• GIVEN TASK: Go through the entries below and copy each line containing the word "right".

• LISTING:
···

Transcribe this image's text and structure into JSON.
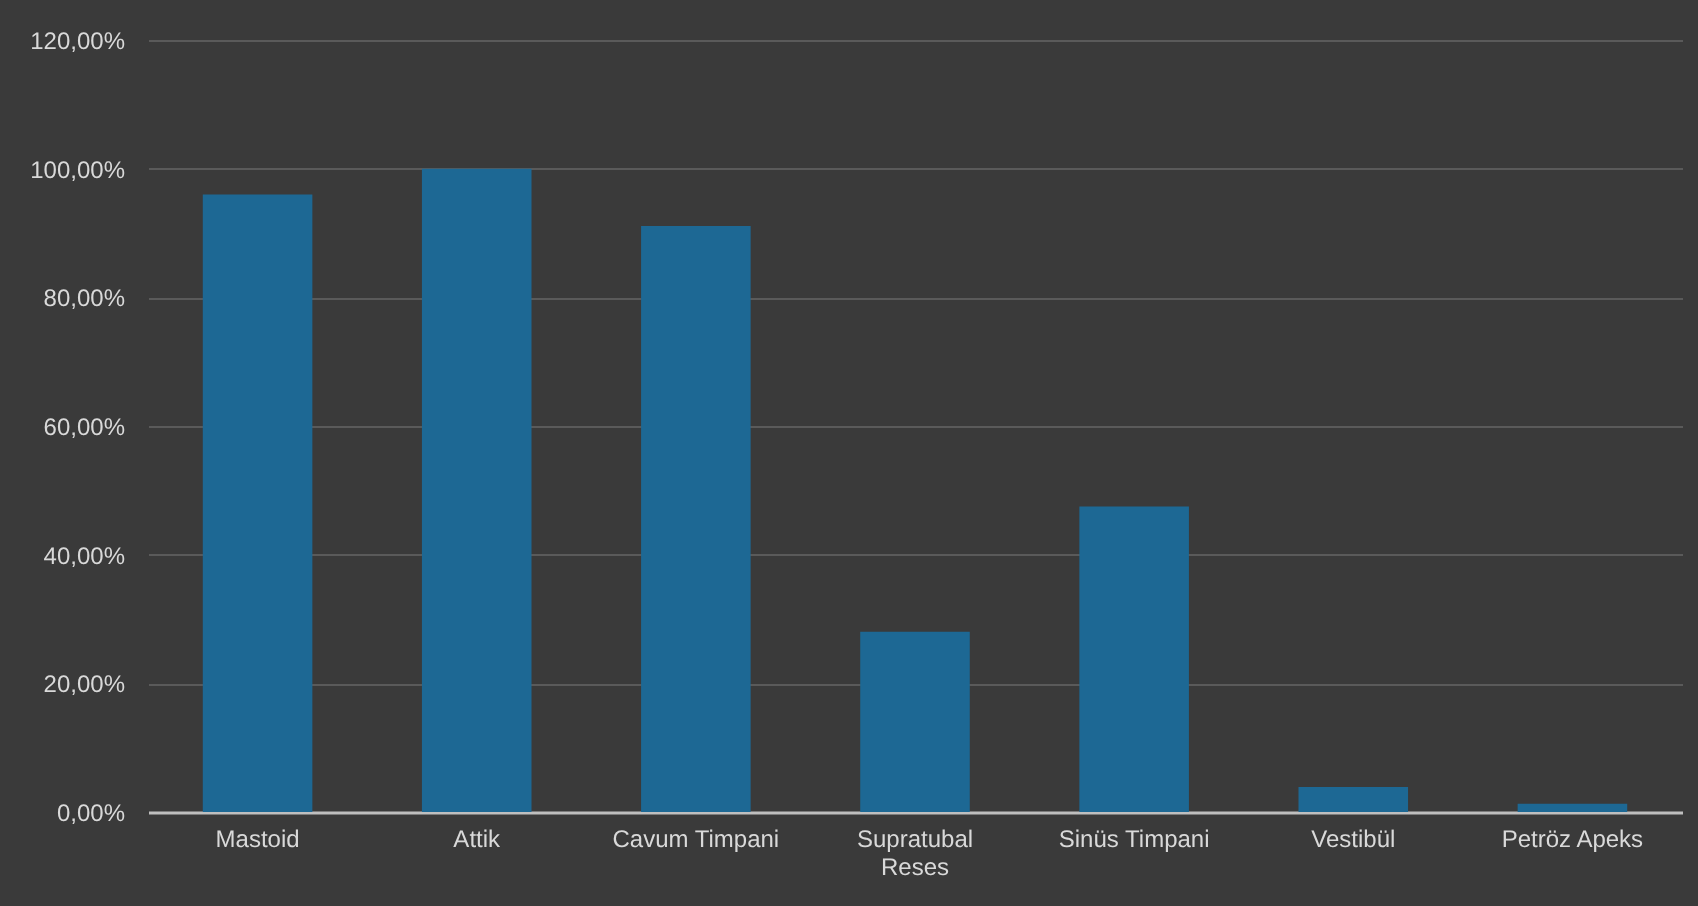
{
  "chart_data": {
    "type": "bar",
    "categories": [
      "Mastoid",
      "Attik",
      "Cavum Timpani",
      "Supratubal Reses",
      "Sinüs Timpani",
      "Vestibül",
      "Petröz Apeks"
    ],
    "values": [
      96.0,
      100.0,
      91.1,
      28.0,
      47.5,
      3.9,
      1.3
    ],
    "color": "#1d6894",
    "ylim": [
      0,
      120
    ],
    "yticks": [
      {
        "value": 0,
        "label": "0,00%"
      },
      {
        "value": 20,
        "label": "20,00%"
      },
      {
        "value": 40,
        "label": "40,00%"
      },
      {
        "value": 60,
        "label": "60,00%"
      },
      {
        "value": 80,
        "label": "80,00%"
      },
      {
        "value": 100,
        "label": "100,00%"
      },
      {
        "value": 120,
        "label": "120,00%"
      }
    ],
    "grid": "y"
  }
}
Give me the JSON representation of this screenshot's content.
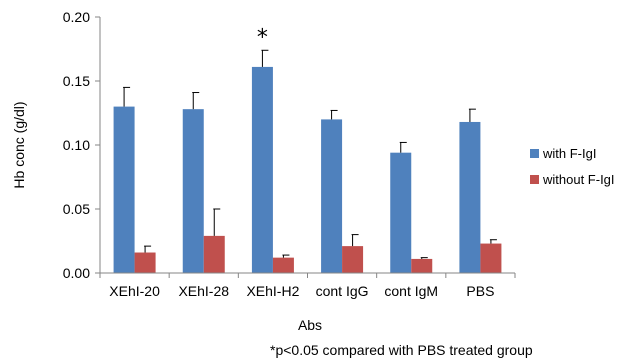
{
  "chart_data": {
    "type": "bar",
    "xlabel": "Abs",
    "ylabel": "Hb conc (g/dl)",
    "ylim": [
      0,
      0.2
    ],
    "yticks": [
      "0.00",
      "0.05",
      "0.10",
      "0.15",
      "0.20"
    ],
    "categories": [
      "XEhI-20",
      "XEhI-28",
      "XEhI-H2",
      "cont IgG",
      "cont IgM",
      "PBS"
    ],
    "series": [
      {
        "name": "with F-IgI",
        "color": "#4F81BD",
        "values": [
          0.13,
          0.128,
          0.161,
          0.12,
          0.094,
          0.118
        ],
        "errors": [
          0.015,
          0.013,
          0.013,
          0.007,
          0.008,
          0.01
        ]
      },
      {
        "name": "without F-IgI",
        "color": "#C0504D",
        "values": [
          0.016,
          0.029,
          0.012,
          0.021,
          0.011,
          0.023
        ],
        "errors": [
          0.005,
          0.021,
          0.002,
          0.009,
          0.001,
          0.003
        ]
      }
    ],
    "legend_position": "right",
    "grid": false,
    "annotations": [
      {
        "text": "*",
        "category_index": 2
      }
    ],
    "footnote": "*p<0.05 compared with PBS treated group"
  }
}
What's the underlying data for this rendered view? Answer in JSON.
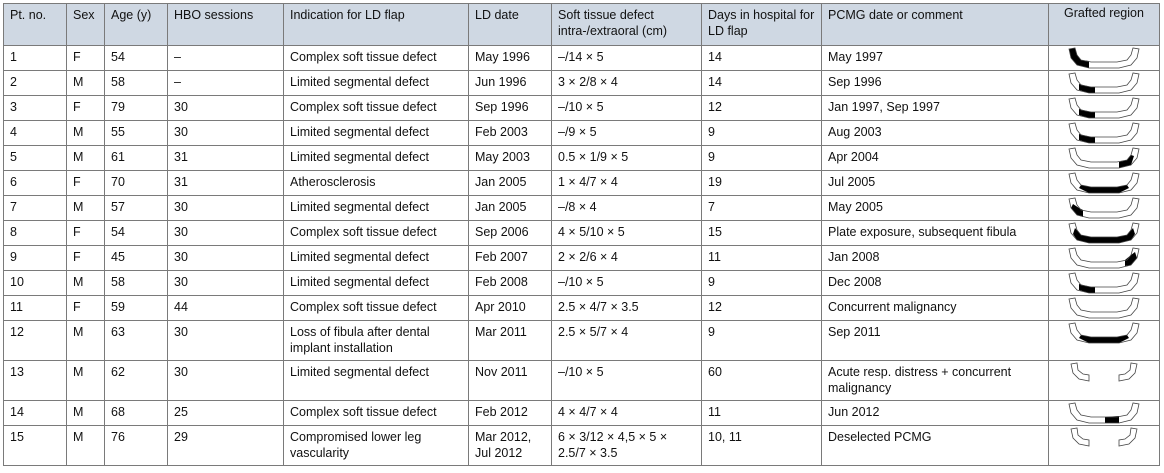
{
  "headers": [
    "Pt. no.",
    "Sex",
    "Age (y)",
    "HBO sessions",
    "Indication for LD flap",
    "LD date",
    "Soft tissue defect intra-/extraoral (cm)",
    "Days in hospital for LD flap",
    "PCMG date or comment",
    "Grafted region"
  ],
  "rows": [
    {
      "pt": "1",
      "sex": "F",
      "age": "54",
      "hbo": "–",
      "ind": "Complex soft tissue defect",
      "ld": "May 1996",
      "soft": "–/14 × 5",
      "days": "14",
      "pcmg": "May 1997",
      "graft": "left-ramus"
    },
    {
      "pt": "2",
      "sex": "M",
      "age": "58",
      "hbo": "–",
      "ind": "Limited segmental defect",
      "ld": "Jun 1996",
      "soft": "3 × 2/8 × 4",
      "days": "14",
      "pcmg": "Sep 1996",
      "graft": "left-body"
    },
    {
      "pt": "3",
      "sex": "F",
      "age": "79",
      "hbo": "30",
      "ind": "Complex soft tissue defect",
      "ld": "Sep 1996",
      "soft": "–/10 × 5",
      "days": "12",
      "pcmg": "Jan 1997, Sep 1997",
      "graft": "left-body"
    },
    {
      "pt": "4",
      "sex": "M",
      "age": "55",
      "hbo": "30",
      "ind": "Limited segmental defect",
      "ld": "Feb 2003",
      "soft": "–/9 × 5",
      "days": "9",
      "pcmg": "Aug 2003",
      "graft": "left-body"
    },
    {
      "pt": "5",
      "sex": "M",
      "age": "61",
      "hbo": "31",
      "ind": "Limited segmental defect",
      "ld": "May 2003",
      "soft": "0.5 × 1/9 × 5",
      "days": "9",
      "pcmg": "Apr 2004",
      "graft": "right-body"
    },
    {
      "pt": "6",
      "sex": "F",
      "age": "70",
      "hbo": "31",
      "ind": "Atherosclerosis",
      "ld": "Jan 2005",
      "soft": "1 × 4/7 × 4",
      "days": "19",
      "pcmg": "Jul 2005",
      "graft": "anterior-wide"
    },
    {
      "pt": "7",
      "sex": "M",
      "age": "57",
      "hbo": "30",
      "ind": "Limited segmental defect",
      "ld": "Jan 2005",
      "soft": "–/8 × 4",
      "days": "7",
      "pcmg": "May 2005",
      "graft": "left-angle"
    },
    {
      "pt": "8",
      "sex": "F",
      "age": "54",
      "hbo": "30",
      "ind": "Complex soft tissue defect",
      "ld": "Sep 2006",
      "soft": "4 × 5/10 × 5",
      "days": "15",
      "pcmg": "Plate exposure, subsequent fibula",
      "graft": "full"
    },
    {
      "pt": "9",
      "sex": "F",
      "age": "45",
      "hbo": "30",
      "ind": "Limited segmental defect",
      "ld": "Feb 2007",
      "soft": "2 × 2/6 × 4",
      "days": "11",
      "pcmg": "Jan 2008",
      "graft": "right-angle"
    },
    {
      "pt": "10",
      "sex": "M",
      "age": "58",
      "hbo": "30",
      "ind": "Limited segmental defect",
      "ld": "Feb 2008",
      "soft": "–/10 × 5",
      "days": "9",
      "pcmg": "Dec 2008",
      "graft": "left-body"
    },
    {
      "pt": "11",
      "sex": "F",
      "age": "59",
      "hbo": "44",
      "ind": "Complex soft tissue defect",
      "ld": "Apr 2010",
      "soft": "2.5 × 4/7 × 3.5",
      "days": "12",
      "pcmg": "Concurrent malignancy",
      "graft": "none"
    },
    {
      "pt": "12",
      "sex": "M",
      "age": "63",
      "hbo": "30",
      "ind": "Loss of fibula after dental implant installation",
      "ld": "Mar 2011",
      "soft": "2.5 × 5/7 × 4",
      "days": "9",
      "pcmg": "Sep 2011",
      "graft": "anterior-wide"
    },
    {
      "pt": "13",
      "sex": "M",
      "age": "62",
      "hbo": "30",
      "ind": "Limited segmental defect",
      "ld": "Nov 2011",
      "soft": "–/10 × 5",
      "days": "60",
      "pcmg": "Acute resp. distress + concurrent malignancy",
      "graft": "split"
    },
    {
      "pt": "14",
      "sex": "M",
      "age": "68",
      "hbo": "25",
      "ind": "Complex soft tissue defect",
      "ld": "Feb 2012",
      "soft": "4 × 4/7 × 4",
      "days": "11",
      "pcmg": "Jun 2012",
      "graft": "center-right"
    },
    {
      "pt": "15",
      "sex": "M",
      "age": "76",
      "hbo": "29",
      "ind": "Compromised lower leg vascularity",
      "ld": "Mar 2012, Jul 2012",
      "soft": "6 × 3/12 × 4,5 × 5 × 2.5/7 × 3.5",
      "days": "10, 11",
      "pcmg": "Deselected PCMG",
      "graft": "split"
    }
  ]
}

···

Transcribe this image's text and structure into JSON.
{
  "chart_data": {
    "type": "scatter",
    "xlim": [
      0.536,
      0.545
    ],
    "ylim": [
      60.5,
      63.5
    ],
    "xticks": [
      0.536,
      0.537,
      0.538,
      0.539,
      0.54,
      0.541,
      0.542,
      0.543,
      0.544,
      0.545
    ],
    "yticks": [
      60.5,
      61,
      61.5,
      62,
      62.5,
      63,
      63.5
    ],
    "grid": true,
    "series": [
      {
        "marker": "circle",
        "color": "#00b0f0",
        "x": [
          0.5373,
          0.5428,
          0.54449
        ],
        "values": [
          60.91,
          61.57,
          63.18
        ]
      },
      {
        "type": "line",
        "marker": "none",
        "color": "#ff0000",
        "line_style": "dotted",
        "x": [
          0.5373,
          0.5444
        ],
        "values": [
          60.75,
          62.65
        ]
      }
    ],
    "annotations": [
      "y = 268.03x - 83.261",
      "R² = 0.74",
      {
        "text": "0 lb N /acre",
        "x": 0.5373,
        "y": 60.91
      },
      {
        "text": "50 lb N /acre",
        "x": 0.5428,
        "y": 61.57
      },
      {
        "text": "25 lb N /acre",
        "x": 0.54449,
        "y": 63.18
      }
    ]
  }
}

···

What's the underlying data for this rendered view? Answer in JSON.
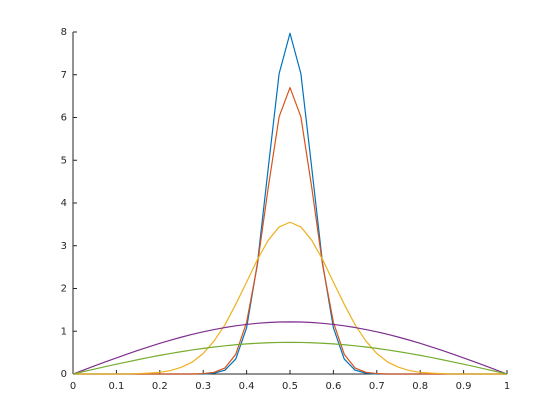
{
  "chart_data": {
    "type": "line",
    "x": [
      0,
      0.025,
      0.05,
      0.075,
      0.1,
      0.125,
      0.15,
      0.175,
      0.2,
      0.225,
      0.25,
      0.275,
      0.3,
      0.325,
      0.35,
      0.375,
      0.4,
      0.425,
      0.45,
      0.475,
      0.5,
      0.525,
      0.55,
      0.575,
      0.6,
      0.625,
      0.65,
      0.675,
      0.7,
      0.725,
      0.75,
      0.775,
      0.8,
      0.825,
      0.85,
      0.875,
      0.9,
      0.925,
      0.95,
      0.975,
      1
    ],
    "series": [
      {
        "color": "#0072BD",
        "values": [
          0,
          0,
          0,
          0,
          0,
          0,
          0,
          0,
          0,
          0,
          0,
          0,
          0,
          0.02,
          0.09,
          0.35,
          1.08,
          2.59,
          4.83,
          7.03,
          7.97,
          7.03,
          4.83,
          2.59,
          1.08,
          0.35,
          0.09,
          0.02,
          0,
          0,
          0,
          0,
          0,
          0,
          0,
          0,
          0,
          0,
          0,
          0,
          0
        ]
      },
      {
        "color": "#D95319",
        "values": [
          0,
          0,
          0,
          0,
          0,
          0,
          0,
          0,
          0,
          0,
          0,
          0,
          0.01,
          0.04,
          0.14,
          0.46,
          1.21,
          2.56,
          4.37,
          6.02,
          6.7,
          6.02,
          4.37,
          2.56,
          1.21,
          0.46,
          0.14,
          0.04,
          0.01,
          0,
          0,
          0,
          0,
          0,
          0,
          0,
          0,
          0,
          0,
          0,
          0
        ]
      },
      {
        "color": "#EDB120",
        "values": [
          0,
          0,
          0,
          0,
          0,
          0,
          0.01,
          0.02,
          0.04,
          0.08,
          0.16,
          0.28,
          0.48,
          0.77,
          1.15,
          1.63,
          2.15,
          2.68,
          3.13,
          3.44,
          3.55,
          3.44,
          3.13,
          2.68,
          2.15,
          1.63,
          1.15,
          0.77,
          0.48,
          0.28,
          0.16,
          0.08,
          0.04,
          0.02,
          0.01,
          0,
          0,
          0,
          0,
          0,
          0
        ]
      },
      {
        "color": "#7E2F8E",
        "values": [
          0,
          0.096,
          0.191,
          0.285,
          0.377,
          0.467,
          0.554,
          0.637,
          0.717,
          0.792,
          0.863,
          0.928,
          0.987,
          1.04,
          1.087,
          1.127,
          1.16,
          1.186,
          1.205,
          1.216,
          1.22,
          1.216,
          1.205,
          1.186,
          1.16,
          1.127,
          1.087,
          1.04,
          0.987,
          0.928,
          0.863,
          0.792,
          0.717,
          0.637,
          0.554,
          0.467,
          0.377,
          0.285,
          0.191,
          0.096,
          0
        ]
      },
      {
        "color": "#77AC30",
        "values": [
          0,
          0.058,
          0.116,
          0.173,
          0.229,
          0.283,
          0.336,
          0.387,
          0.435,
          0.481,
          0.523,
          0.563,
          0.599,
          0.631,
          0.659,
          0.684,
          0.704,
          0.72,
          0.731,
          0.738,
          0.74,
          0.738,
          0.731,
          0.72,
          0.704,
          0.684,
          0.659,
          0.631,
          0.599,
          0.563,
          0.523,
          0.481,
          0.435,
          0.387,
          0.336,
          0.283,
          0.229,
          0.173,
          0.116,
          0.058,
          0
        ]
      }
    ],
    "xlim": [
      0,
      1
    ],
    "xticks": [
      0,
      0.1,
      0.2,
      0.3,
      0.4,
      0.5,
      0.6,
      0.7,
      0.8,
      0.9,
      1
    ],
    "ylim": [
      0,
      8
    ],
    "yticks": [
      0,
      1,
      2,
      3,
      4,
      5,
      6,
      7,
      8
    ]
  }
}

···

• ANSWER TO THIS TASK:
    "legend_position": "right",
      "graft": "right-body"
      "graft": "right-angle"
      "graft": "center-right"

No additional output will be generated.